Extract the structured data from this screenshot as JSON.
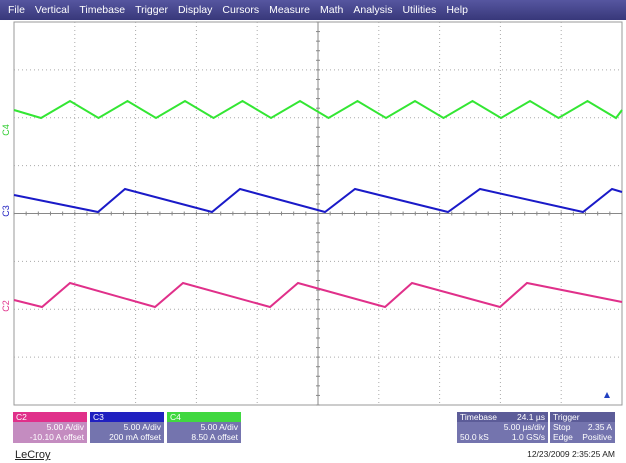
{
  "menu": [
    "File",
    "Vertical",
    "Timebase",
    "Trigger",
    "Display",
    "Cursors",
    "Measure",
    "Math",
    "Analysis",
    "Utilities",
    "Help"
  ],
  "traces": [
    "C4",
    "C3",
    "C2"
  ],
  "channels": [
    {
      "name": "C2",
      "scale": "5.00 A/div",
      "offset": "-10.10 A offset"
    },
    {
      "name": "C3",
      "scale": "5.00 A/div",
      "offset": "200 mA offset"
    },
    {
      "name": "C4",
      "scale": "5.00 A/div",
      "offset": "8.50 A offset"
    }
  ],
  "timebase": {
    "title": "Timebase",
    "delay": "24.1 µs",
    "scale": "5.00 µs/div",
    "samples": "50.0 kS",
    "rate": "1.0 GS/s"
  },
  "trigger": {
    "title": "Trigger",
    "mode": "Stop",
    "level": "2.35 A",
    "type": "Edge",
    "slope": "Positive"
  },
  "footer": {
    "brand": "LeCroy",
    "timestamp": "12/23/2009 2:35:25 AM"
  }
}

····················

# [Problem]
Copy each line above that contains the word "offset".

# [Task response]
      "offset": "-10.10 A offset"
      "offset": "200 mA offset"
      "offset": "8.50 A offset"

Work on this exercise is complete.